Task to carry out
Skip the images. Copy the records exactly as written.

Source data
----

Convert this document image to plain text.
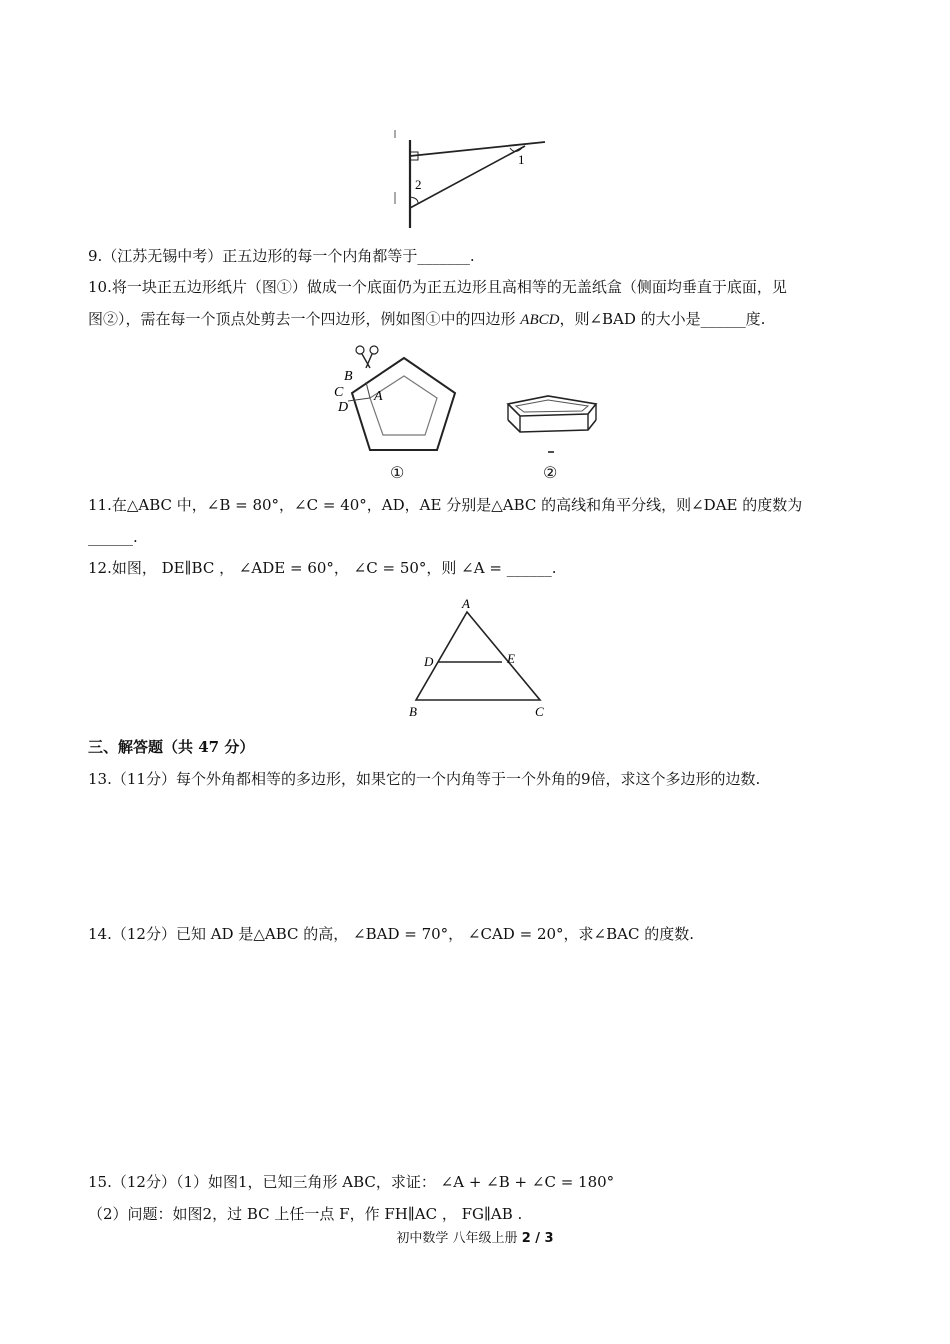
1
2
9.（江苏无锡中考）正五边形的每一个内角都等于_______.
10.将一块正五边形纸片（图①）做成一个底面仍为正五边形且高相等的无盖纸盒（侧面均垂直于底面，见
图②），需在每一个顶点处剪去一个四边形，例如图①中的四边形 ABCD，则∠BAD 的大小是______度.
B
C
D
A
①	②
11.在△ABC 中，∠B = 80°，∠C = 40°，AD，AE 分别是△ABC 的高线和角平分线，则∠DAE 的度数为
______.
12.如图， DE∥BC ， ∠ADE = 60°， ∠C = 50°，则 ∠A = ______.
A
D	E
B	C
三、解答题（共 47 分）
13.（11分）每个外角都相等的多边形，如果它的一个内角等于一个外角的9倍，求这个多边形的边数.
14.（12分）已知 AD 是△ABC 的高， ∠BAD = 70°， ∠CAD = 20°，求∠BAC 的度数.
15.（12分）（1）如图1，已知三角形 ABC，求证： ∠A + ∠B + ∠C = 180°
（2）问题：如图2，过 BC 上任一点 F，作 FH∥AC ， FG∥AB .
初中数学 八年级上册 2 / 3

----

Output
Convert this document image to plain text.
1
2
9.（江苏无锡中考）正五边形的每一个内角都等于_______.
10.将一块正五边形纸片（图①）做成一个底面仍为正五边形且高相等的无盖纸盒（侧面均垂直于底面，见
图②），需在每一个顶点处剪去一个四边形，例如图①中的四边形 ABCD，则∠BAD 的大小是______度.
B
C
D
A
①	②
11.在△ABC 中，∠B = 80°，∠C = 40°，AD，AE 分别是△ABC 的高线和角平分线，则∠DAE 的度数为
______.
12.如图， DE∥BC ， ∠ADE = 60°， ∠C = 50°，则 ∠A = ______.
A
D	E
B	C
三、解答题（共 47 分）
13.（11分）每个外角都相等的多边形，如果它的一个内角等于一个外角的9倍，求这个多边形的边数.
14.（12分）已知 AD 是△ABC 的高， ∠BAD = 70°， ∠CAD = 20°，求∠BAC 的度数.
15.（12分）（1）如图1，已知三角形 ABC，求证： ∠A + ∠B + ∠C = 180°
（2）问题：如图2，过 BC 上任一点 F，作 FH∥AC ， FG∥AB .
初中数学 八年级上册 2 / 3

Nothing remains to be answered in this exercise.